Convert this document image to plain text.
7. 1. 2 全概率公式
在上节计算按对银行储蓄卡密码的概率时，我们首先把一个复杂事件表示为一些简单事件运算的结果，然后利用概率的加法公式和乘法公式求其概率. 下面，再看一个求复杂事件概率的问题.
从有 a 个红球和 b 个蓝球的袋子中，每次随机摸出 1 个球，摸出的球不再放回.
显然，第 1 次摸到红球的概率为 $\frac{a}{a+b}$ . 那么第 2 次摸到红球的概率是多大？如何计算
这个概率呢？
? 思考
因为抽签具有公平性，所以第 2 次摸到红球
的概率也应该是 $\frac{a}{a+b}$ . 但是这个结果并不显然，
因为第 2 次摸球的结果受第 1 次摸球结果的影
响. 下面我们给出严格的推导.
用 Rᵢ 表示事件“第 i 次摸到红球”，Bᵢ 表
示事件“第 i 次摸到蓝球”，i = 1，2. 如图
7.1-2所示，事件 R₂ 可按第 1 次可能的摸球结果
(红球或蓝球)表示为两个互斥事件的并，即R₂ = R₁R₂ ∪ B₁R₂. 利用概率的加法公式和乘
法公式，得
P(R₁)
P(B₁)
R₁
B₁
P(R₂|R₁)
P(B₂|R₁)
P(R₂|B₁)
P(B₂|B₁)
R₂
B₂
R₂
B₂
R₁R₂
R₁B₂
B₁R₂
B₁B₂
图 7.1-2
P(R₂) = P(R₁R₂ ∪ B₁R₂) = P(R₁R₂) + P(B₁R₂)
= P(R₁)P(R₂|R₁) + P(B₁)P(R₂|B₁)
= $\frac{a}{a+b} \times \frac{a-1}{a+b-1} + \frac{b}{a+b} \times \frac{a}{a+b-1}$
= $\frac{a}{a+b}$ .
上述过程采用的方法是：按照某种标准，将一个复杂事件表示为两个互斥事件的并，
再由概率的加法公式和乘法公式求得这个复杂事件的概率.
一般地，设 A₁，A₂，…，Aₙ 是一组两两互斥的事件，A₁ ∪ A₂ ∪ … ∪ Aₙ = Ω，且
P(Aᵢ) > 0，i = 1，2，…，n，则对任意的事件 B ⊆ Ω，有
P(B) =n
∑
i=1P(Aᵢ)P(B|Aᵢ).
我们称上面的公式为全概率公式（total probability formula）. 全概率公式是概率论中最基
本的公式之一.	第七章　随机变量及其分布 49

+++++

**Required work:** Write out the data again, exactly and in full.

**Response below:**
Convert this document image to plain text.
7. 1. 2 全概率公式
在上节计算按对银行储蓄卡密码的概率时，我们首先把一个复杂事件表示为一些简单事件运算的结果，然后利用概率的加法公式和乘法公式求其概率. 下面，再看一个求复杂事件概率的问题.
从有 a 个红球和 b 个蓝球的袋子中，每次随机摸出 1 个球，摸出的球不再放回.
显然，第 1 次摸到红球的概率为 $\frac{a}{a+b}$ . 那么第 2 次摸到红球的概率是多大？如何计算
这个概率呢？
? 思考
因为抽签具有公平性，所以第 2 次摸到红球
的概率也应该是 $\frac{a}{a+b}$ . 但是这个结果并不显然，
因为第 2 次摸球的结果受第 1 次摸球结果的影
响. 下面我们给出严格的推导.
用 Rᵢ 表示事件“第 i 次摸到红球”，Bᵢ 表
示事件“第 i 次摸到蓝球”，i = 1，2. 如图
7.1-2所示，事件 R₂ 可按第 1 次可能的摸球结果
(红球或蓝球)表示为两个互斥事件的并，即R₂ = R₁R₂ ∪ B₁R₂. 利用概率的加法公式和乘
法公式，得
P(R₁)
P(B₁)
R₁
B₁
P(R₂|R₁)
P(B₂|R₁)
P(R₂|B₁)
P(B₂|B₁)
R₂
B₂
R₂
B₂
R₁R₂
R₁B₂
B₁R₂
B₁B₂
图 7.1-2
P(R₂) = P(R₁R₂ ∪ B₁R₂) = P(R₁R₂) + P(B₁R₂)
= P(R₁)P(R₂|R₁) + P(B₁)P(R₂|B₁)
= $\frac{a}{a+b} \times \frac{a-1}{a+b-1} + \frac{b}{a+b} \times \frac{a}{a+b-1}$
= $\frac{a}{a+b}$ .
上述过程采用的方法是：按照某种标准，将一个复杂事件表示为两个互斥事件的并，
再由概率的加法公式和乘法公式求得这个复杂事件的概率.
一般地，设 A₁，A₂，…，Aₙ 是一组两两互斥的事件，A₁ ∪ A₂ ∪ … ∪ Aₙ = Ω，且
P(Aᵢ) > 0，i = 1，2，…，n，则对任意的事件 B ⊆ Ω，有
P(B) =n
∑
i=1P(Aᵢ)P(B|Aᵢ).
我们称上面的公式为全概率公式（total probability formula）. 全概率公式是概率论中最基
本的公式之一.	第七章　随机变量及其分布 49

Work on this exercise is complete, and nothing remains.